Exercise requirements → Output each entry verbatim and exclude every picture from it.

Records →
◇ ◇ ◇
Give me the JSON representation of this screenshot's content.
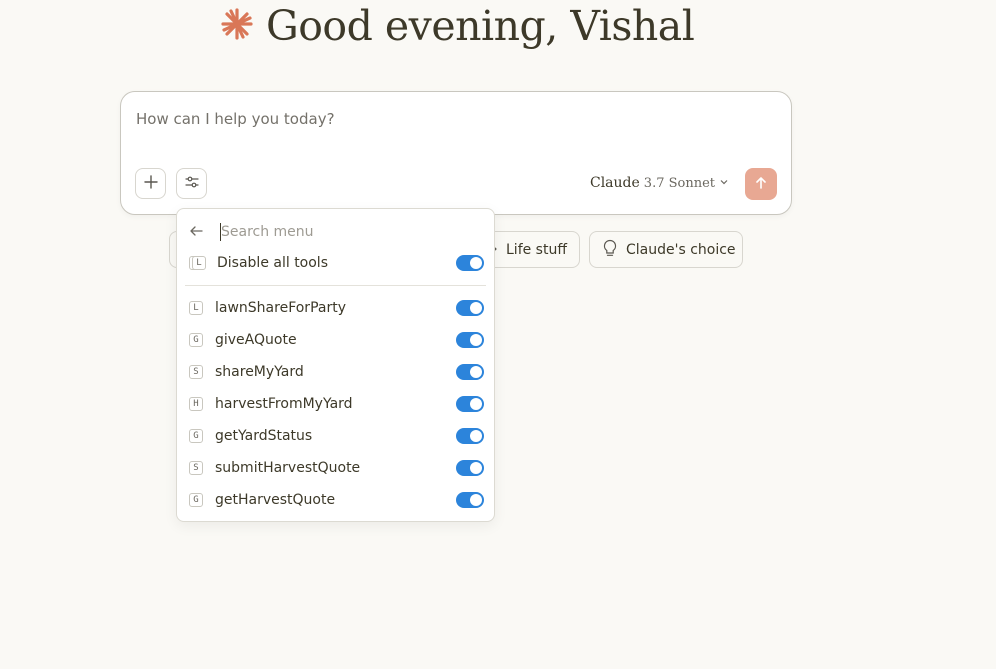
{
  "greeting": {
    "text": "Good evening, Vishal"
  },
  "composer": {
    "placeholder": "How can I help you today?",
    "model_name": "Claude",
    "model_version": "3.7 Sonnet"
  },
  "chips": [
    {
      "label": "Life stuff",
      "icon": "arrow-icon"
    },
    {
      "label": "Claude's choice",
      "icon": "lightbulb-icon"
    }
  ],
  "tools_menu": {
    "search_placeholder": "Search menu",
    "disable_all": {
      "badge": "L",
      "label": "Disable all tools",
      "enabled": true
    },
    "tools": [
      {
        "badge": "L",
        "label": "lawnShareForParty",
        "enabled": true
      },
      {
        "badge": "G",
        "label": "giveAQuote",
        "enabled": true
      },
      {
        "badge": "S",
        "label": "shareMyYard",
        "enabled": true
      },
      {
        "badge": "H",
        "label": "harvestFromMyYard",
        "enabled": true
      },
      {
        "badge": "G",
        "label": "getYardStatus",
        "enabled": true
      },
      {
        "badge": "S",
        "label": "submitHarvestQuote",
        "enabled": true
      },
      {
        "badge": "G",
        "label": "getHarvestQuote",
        "enabled": true
      }
    ]
  },
  "colors": {
    "accent": "#d97757",
    "toggle_on": "#2c84db",
    "send_button": "#e8a893",
    "background": "#faf9f5"
  }
}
◇ ◇ ◇
The response →
Give me the JSON representation of this screenshot's content.
{
  "greeting": {
    "text": "Good evening, Vishal"
  },
  "composer": {
    "placeholder": "How can I help you today?",
    "model_name": "Claude",
    "model_version": "3.7 Sonnet"
  },
  "chips": [
    {
      "label": "Life stuff",
      "icon": "arrow-icon"
    },
    {
      "label": "Claude's choice",
      "icon": "lightbulb-icon"
    }
  ],
  "tools_menu": {
    "search_placeholder": "Search menu",
    "disable_all": {
      "badge": "L",
      "label": "Disable all tools",
      "enabled": true
    },
    "tools": [
      {
        "badge": "L",
        "label": "lawnShareForParty",
        "enabled": true
      },
      {
        "badge": "G",
        "label": "giveAQuote",
        "enabled": true
      },
      {
        "badge": "S",
        "label": "shareMyYard",
        "enabled": true
      },
      {
        "badge": "H",
        "label": "harvestFromMyYard",
        "enabled": true
      },
      {
        "badge": "G",
        "label": "getYardStatus",
        "enabled": true
      },
      {
        "badge": "S",
        "label": "submitHarvestQuote",
        "enabled": true
      },
      {
        "badge": "G",
        "label": "getHarvestQuote",
        "enabled": true
      }
    ]
  },
  "colors": {
    "accent": "#d97757",
    "toggle_on": "#2c84db",
    "send_button": "#e8a893",
    "background": "#faf9f5"
  }
}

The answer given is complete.